• _Problem_: In the entries below, count every line with the word "Loss". Return only the count.

[BEGIN Records for processing]

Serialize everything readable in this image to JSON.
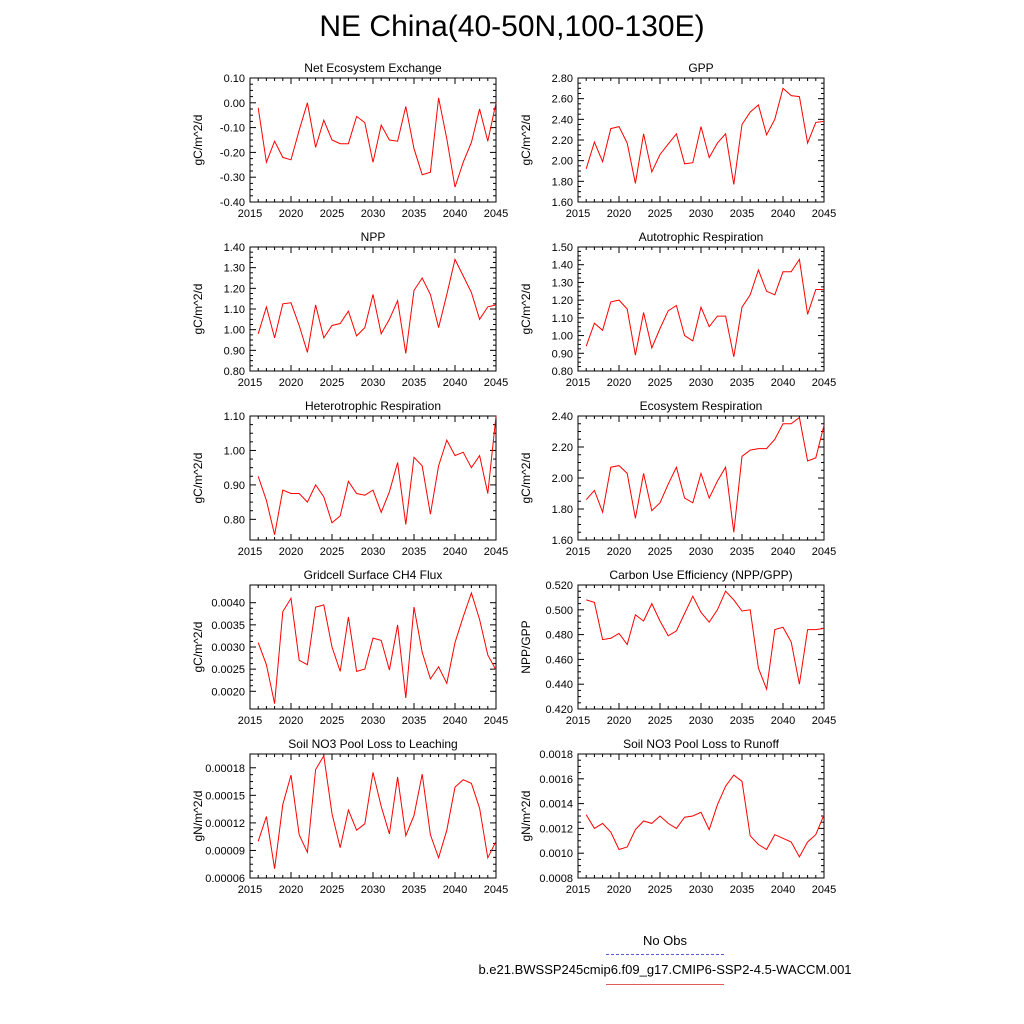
{
  "title": "NE China(40-50N,100-130E)",
  "legend": {
    "obs_label": "No Obs",
    "obs_color": "#5a5ad8",
    "case_label": "b.e21.BWSSP245cmip6.f09_g17.CMIP6-SSP2-4.5-WACCM.001",
    "case_color": "#e05a5a"
  },
  "chart_data": [
    {
      "type": "line",
      "title": "Net Ecosystem Exchange",
      "ylabel": "gC/m^2/d",
      "x": [
        2016,
        2017,
        2018,
        2019,
        2020,
        2021,
        2022,
        2023,
        2024,
        2025,
        2026,
        2027,
        2028,
        2029,
        2030,
        2031,
        2032,
        2033,
        2034,
        2035,
        2036,
        2037,
        2038,
        2039,
        2040,
        2041,
        2042,
        2043,
        2044,
        2045
      ],
      "values": [
        -0.02,
        -0.24,
        -0.155,
        -0.22,
        -0.23,
        -0.11,
        0.0,
        -0.18,
        -0.07,
        -0.15,
        -0.165,
        -0.165,
        -0.055,
        -0.08,
        -0.24,
        -0.09,
        -0.15,
        -0.155,
        -0.015,
        -0.185,
        -0.29,
        -0.28,
        0.02,
        -0.145,
        -0.34,
        -0.24,
        -0.16,
        -0.025,
        -0.155,
        0.0
      ],
      "xlim": [
        2015,
        2045
      ],
      "ylim": [
        -0.4,
        0.1
      ],
      "xticks": [
        "2015",
        "2020",
        "2025",
        "2030",
        "2035",
        "2040",
        "2045"
      ],
      "yticks": [
        "-0.40",
        "-0.30",
        "-0.20",
        "-0.10",
        "0.00",
        "0.10"
      ],
      "line_color": "#ff0000"
    },
    {
      "type": "line",
      "title": "GPP",
      "ylabel": "gC/m^2/d",
      "x": [
        2016,
        2017,
        2018,
        2019,
        2020,
        2021,
        2022,
        2023,
        2024,
        2025,
        2026,
        2027,
        2028,
        2029,
        2030,
        2031,
        2032,
        2033,
        2034,
        2035,
        2036,
        2037,
        2038,
        2039,
        2040,
        2041,
        2042,
        2043,
        2044,
        2045
      ],
      "values": [
        1.92,
        2.18,
        1.99,
        2.31,
        2.33,
        2.17,
        1.78,
        2.26,
        1.89,
        2.06,
        2.16,
        2.26,
        1.97,
        1.98,
        2.33,
        2.03,
        2.17,
        2.26,
        1.77,
        2.35,
        2.47,
        2.54,
        2.25,
        2.4,
        2.7,
        2.63,
        2.62,
        2.17,
        2.37,
        2.38
      ],
      "xlim": [
        2015,
        2045
      ],
      "ylim": [
        1.6,
        2.8
      ],
      "xticks": [
        "2015",
        "2020",
        "2025",
        "2030",
        "2035",
        "2040",
        "2045"
      ],
      "yticks": [
        "1.60",
        "1.80",
        "2.00",
        "2.20",
        "2.40",
        "2.60",
        "2.80"
      ],
      "line_color": "#ff0000"
    },
    {
      "type": "line",
      "title": "NPP",
      "ylabel": "gC/m^2/d",
      "x": [
        2016,
        2017,
        2018,
        2019,
        2020,
        2021,
        2022,
        2023,
        2024,
        2025,
        2026,
        2027,
        2028,
        2029,
        2030,
        2031,
        2032,
        2033,
        2034,
        2035,
        2036,
        2037,
        2038,
        2039,
        2040,
        2041,
        2042,
        2043,
        2044,
        2045
      ],
      "values": [
        0.98,
        1.11,
        0.96,
        1.125,
        1.13,
        1.02,
        0.89,
        1.12,
        0.96,
        1.02,
        1.03,
        1.09,
        0.97,
        1.01,
        1.17,
        0.98,
        1.05,
        1.14,
        0.885,
        1.19,
        1.25,
        1.17,
        1.01,
        1.17,
        1.34,
        1.26,
        1.18,
        1.05,
        1.11,
        1.12
      ],
      "xlim": [
        2015,
        2045
      ],
      "ylim": [
        0.8,
        1.4
      ],
      "xticks": [
        "2015",
        "2020",
        "2025",
        "2030",
        "2035",
        "2040",
        "2045"
      ],
      "yticks": [
        "0.80",
        "0.90",
        "1.00",
        "1.10",
        "1.20",
        "1.30",
        "1.40"
      ],
      "line_color": "#ff0000"
    },
    {
      "type": "line",
      "title": "Autotrophic Respiration",
      "ylabel": "gC/m^2/d",
      "x": [
        2016,
        2017,
        2018,
        2019,
        2020,
        2021,
        2022,
        2023,
        2024,
        2025,
        2026,
        2027,
        2028,
        2029,
        2030,
        2031,
        2032,
        2033,
        2034,
        2035,
        2036,
        2037,
        2038,
        2039,
        2040,
        2041,
        2042,
        2043,
        2044,
        2045
      ],
      "values": [
        0.94,
        1.07,
        1.03,
        1.19,
        1.2,
        1.15,
        0.89,
        1.13,
        0.93,
        1.04,
        1.14,
        1.17,
        1.0,
        0.97,
        1.16,
        1.05,
        1.11,
        1.11,
        0.88,
        1.16,
        1.23,
        1.37,
        1.25,
        1.23,
        1.36,
        1.36,
        1.43,
        1.12,
        1.26,
        1.26
      ],
      "xlim": [
        2015,
        2045
      ],
      "ylim": [
        0.8,
        1.5
      ],
      "xticks": [
        "2015",
        "2020",
        "2025",
        "2030",
        "2035",
        "2040",
        "2045"
      ],
      "yticks": [
        "0.80",
        "0.90",
        "1.00",
        "1.10",
        "1.20",
        "1.30",
        "1.40",
        "1.50"
      ],
      "line_color": "#ff0000"
    },
    {
      "type": "line",
      "title": "Heterotrophic Respiration",
      "ylabel": "gC/m^2/d",
      "x": [
        2016,
        2017,
        2018,
        2019,
        2020,
        2021,
        2022,
        2023,
        2024,
        2025,
        2026,
        2027,
        2028,
        2029,
        2030,
        2031,
        2032,
        2033,
        2034,
        2035,
        2036,
        2037,
        2038,
        2039,
        2040,
        2041,
        2042,
        2043,
        2044,
        2045
      ],
      "values": [
        0.925,
        0.855,
        0.755,
        0.885,
        0.875,
        0.875,
        0.85,
        0.9,
        0.865,
        0.79,
        0.81,
        0.91,
        0.875,
        0.87,
        0.885,
        0.82,
        0.88,
        0.965,
        0.785,
        0.98,
        0.955,
        0.815,
        0.955,
        1.03,
        0.985,
        0.995,
        0.95,
        0.985,
        0.875,
        1.1
      ],
      "xlim": [
        2015,
        2045
      ],
      "ylim": [
        0.74,
        1.1
      ],
      "xticks": [
        "2015",
        "2020",
        "2025",
        "2030",
        "2035",
        "2040",
        "2045"
      ],
      "yticks": [
        "0.80",
        "0.90",
        "1.00",
        "1.10"
      ],
      "ytick_values": [
        0.8,
        0.9,
        1.0,
        1.1
      ],
      "line_color": "#ff0000"
    },
    {
      "type": "line",
      "title": "Ecosystem Respiration",
      "ylabel": "gC/m^2/d",
      "x": [
        2016,
        2017,
        2018,
        2019,
        2020,
        2021,
        2022,
        2023,
        2024,
        2025,
        2026,
        2027,
        2028,
        2029,
        2030,
        2031,
        2032,
        2033,
        2034,
        2035,
        2036,
        2037,
        2038,
        2039,
        2040,
        2041,
        2042,
        2043,
        2044,
        2045
      ],
      "values": [
        1.86,
        1.92,
        1.78,
        2.07,
        2.08,
        2.03,
        1.74,
        2.03,
        1.79,
        1.84,
        1.96,
        2.07,
        1.87,
        1.84,
        2.03,
        1.87,
        1.98,
        2.07,
        1.65,
        2.14,
        2.18,
        2.19,
        2.19,
        2.25,
        2.35,
        2.35,
        2.39,
        2.11,
        2.13,
        2.34
      ],
      "xlim": [
        2015,
        2045
      ],
      "ylim": [
        1.6,
        2.4
      ],
      "xticks": [
        "2015",
        "2020",
        "2025",
        "2030",
        "2035",
        "2040",
        "2045"
      ],
      "yticks": [
        "1.60",
        "1.80",
        "2.00",
        "2.20",
        "2.40"
      ],
      "line_color": "#ff0000"
    },
    {
      "type": "line",
      "title": "Gridcell Surface CH4 Flux",
      "ylabel": "gC/m^2/d",
      "x": [
        2016,
        2017,
        2018,
        2019,
        2020,
        2021,
        2022,
        2023,
        2024,
        2025,
        2026,
        2027,
        2028,
        2029,
        2030,
        2031,
        2032,
        2033,
        2034,
        2035,
        2036,
        2037,
        2038,
        2039,
        2040,
        2041,
        2042,
        2043,
        2044,
        2045
      ],
      "values": [
        0.0031,
        0.0026,
        0.00172,
        0.0038,
        0.0041,
        0.0027,
        0.0026,
        0.0039,
        0.00395,
        0.003,
        0.00245,
        0.00368,
        0.00245,
        0.0025,
        0.0032,
        0.00315,
        0.00248,
        0.0035,
        0.00185,
        0.0039,
        0.00288,
        0.00228,
        0.00255,
        0.00218,
        0.0031,
        0.00368,
        0.00422,
        0.00362,
        0.00282,
        0.00248
      ],
      "xlim": [
        2015,
        2045
      ],
      "ylim": [
        0.0016,
        0.0044
      ],
      "xticks": [
        "2015",
        "2020",
        "2025",
        "2030",
        "2035",
        "2040",
        "2045"
      ],
      "yticks": [
        "0.0020",
        "0.0025",
        "0.0030",
        "0.0035",
        "0.0040"
      ],
      "ytick_values": [
        0.002,
        0.0025,
        0.003,
        0.0035,
        0.004
      ],
      "line_color": "#ff0000"
    },
    {
      "type": "line",
      "title": "Carbon Use Efficiency (NPP/GPP)",
      "ylabel": "NPP/GPP",
      "x": [
        2016,
        2017,
        2018,
        2019,
        2020,
        2021,
        2022,
        2023,
        2024,
        2025,
        2026,
        2027,
        2028,
        2029,
        2030,
        2031,
        2032,
        2033,
        2034,
        2035,
        2036,
        2037,
        2038,
        2039,
        2040,
        2041,
        2042,
        2043,
        2044,
        2045
      ],
      "values": [
        0.508,
        0.506,
        0.476,
        0.477,
        0.481,
        0.472,
        0.496,
        0.491,
        0.505,
        0.491,
        0.479,
        0.483,
        0.497,
        0.511,
        0.498,
        0.49,
        0.5,
        0.515,
        0.508,
        0.499,
        0.5,
        0.453,
        0.436,
        0.484,
        0.486,
        0.474,
        0.44,
        0.484,
        0.484,
        0.485
      ],
      "xlim": [
        2015,
        2045
      ],
      "ylim": [
        0.42,
        0.52
      ],
      "xticks": [
        "2015",
        "2020",
        "2025",
        "2030",
        "2035",
        "2040",
        "2045"
      ],
      "yticks": [
        "0.420",
        "0.440",
        "0.460",
        "0.480",
        "0.500",
        "0.520"
      ],
      "line_color": "#ff0000"
    },
    {
      "type": "line",
      "title": "Soil NO3 Pool Loss to Leaching",
      "ylabel": "gN/m^2/d",
      "x": [
        2016,
        2017,
        2018,
        2019,
        2020,
        2021,
        2022,
        2023,
        2024,
        2025,
        2026,
        2027,
        2028,
        2029,
        2030,
        2031,
        2032,
        2033,
        2034,
        2035,
        2036,
        2037,
        2038,
        2039,
        2040,
        2041,
        2042,
        2043,
        2044,
        2045
      ],
      "values": [
        0.0001,
        0.000127,
        7e-05,
        0.00014,
        0.000172,
        0.000107,
        8.8e-05,
        0.000178,
        0.000193,
        0.00013,
        9.3e-05,
        0.000134,
        0.000112,
        0.000119,
        0.000175,
        0.000138,
        0.000108,
        0.00017,
        0.000106,
        0.000128,
        0.000173,
        0.000107,
        8.2e-05,
        0.000112,
        0.000159,
        0.000167,
        0.000163,
        0.000136,
        8.2e-05,
        0.0001
      ],
      "xlim": [
        2015,
        2045
      ],
      "ylim": [
        6e-05,
        0.000195
      ],
      "xticks": [
        "2015",
        "2020",
        "2025",
        "2030",
        "2035",
        "2040",
        "2045"
      ],
      "yticks": [
        "0.00006",
        "0.00009",
        "0.00012",
        "0.00015",
        "0.00018"
      ],
      "ytick_values": [
        6e-05,
        9e-05,
        0.00012,
        0.00015,
        0.00018
      ],
      "line_color": "#ff0000"
    },
    {
      "type": "line",
      "title": "Soil NO3 Pool Loss to Runoff",
      "ylabel": "gN/m^2/d",
      "x": [
        2016,
        2017,
        2018,
        2019,
        2020,
        2021,
        2022,
        2023,
        2024,
        2025,
        2026,
        2027,
        2028,
        2029,
        2030,
        2031,
        2032,
        2033,
        2034,
        2035,
        2036,
        2037,
        2038,
        2039,
        2040,
        2041,
        2042,
        2043,
        2044,
        2045
      ],
      "values": [
        0.00131,
        0.0012,
        0.00124,
        0.00117,
        0.00103,
        0.00105,
        0.00119,
        0.00126,
        0.00124,
        0.0013,
        0.00124,
        0.0012,
        0.00129,
        0.0013,
        0.00133,
        0.00119,
        0.00139,
        0.00154,
        0.00163,
        0.00158,
        0.00114,
        0.00107,
        0.00103,
        0.00115,
        0.00112,
        0.00109,
        0.00097,
        0.00109,
        0.00115,
        0.00131
      ],
      "xlim": [
        2015,
        2045
      ],
      "ylim": [
        0.0008,
        0.0018
      ],
      "xticks": [
        "2015",
        "2020",
        "2025",
        "2030",
        "2035",
        "2040",
        "2045"
      ],
      "yticks": [
        "0.0008",
        "0.0010",
        "0.0012",
        "0.0014",
        "0.0016",
        "0.0018"
      ],
      "line_color": "#ff0000"
    }
  ]
}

[END Records for processing]

• _Response_: 2